- **Objective**
Print the lines of the records below exactly, starting at the beginning of the records and ending at the line that contains "breadcrumb-obj[interactable]: ▣ obj [22,14,48,25]".

(Extracted records)
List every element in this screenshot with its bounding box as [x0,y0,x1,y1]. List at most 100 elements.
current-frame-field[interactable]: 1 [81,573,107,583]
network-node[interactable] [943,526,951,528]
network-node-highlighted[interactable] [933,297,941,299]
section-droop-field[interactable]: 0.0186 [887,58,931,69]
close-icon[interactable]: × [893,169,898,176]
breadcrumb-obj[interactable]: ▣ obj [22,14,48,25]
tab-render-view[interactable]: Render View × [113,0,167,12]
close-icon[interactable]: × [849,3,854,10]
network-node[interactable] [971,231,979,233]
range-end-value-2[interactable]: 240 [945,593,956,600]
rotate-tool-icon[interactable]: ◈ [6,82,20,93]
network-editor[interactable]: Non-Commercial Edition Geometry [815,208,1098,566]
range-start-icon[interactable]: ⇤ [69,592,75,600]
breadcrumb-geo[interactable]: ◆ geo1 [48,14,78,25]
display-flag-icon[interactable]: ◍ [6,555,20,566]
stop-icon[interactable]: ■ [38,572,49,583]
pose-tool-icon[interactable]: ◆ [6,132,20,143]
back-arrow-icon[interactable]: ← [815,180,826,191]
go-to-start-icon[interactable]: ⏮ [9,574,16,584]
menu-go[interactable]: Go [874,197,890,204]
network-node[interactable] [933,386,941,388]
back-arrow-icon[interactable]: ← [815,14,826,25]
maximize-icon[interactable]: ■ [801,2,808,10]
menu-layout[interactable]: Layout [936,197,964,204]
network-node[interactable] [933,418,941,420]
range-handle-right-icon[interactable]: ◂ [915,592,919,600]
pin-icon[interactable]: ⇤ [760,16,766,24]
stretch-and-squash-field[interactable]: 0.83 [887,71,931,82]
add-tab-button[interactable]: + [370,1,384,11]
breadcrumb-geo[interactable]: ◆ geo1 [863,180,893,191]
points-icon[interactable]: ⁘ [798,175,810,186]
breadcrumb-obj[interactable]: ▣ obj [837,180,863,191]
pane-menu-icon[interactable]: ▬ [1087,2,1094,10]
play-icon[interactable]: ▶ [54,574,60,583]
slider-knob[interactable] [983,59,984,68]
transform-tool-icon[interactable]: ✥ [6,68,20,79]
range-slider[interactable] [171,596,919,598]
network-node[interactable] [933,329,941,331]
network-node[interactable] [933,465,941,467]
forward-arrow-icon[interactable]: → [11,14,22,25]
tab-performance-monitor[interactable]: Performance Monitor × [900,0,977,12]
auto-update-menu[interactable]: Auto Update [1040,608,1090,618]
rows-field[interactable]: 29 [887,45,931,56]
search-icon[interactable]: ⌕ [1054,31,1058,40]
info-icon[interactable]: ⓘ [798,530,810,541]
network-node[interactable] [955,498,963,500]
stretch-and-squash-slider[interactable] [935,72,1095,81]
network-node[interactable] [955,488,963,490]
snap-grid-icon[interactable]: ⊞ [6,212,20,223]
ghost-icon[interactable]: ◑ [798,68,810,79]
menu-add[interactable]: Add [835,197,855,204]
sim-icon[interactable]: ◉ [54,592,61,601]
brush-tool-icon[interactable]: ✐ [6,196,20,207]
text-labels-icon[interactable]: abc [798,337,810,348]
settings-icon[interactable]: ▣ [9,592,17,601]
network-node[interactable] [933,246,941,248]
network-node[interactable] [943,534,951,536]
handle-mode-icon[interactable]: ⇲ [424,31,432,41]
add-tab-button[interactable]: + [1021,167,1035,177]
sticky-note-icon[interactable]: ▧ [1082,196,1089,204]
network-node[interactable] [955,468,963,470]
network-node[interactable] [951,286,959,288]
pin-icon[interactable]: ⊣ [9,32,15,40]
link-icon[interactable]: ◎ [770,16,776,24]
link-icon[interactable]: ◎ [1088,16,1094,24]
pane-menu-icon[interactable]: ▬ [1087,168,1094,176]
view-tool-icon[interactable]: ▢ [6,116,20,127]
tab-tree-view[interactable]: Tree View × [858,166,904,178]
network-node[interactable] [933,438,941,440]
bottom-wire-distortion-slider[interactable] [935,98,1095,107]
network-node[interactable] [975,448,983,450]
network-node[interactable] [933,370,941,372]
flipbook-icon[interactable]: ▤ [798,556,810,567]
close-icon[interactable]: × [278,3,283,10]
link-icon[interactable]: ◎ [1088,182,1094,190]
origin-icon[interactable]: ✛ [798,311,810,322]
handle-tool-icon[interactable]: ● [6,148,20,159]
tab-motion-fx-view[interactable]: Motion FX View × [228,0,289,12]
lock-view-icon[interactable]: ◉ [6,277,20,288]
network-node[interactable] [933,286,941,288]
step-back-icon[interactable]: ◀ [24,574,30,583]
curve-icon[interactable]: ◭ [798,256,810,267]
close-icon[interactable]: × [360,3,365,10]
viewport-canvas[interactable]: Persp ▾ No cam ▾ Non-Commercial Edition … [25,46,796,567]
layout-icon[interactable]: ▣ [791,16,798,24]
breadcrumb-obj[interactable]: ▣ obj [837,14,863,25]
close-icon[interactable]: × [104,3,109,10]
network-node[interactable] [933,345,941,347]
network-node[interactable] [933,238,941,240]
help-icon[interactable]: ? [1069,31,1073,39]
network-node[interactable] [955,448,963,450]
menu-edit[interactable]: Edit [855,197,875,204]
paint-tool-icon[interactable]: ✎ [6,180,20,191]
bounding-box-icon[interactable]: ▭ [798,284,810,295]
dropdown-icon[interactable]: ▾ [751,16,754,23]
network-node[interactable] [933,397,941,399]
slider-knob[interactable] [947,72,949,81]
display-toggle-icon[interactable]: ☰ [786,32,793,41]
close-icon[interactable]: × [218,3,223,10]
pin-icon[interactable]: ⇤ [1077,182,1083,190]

- **Answer to the task**
List every element in this screenshot with its bounding box as [x0,y0,x1,y1]. List at most 100 elements.
current-frame-field[interactable]: 1 [81,573,107,583]
network-node[interactable] [943,526,951,528]
network-node-highlighted[interactable] [933,297,941,299]
section-droop-field[interactable]: 0.0186 [887,58,931,69]
close-icon[interactable]: × [893,169,898,176]
breadcrumb-obj[interactable]: ▣ obj [22,14,48,25]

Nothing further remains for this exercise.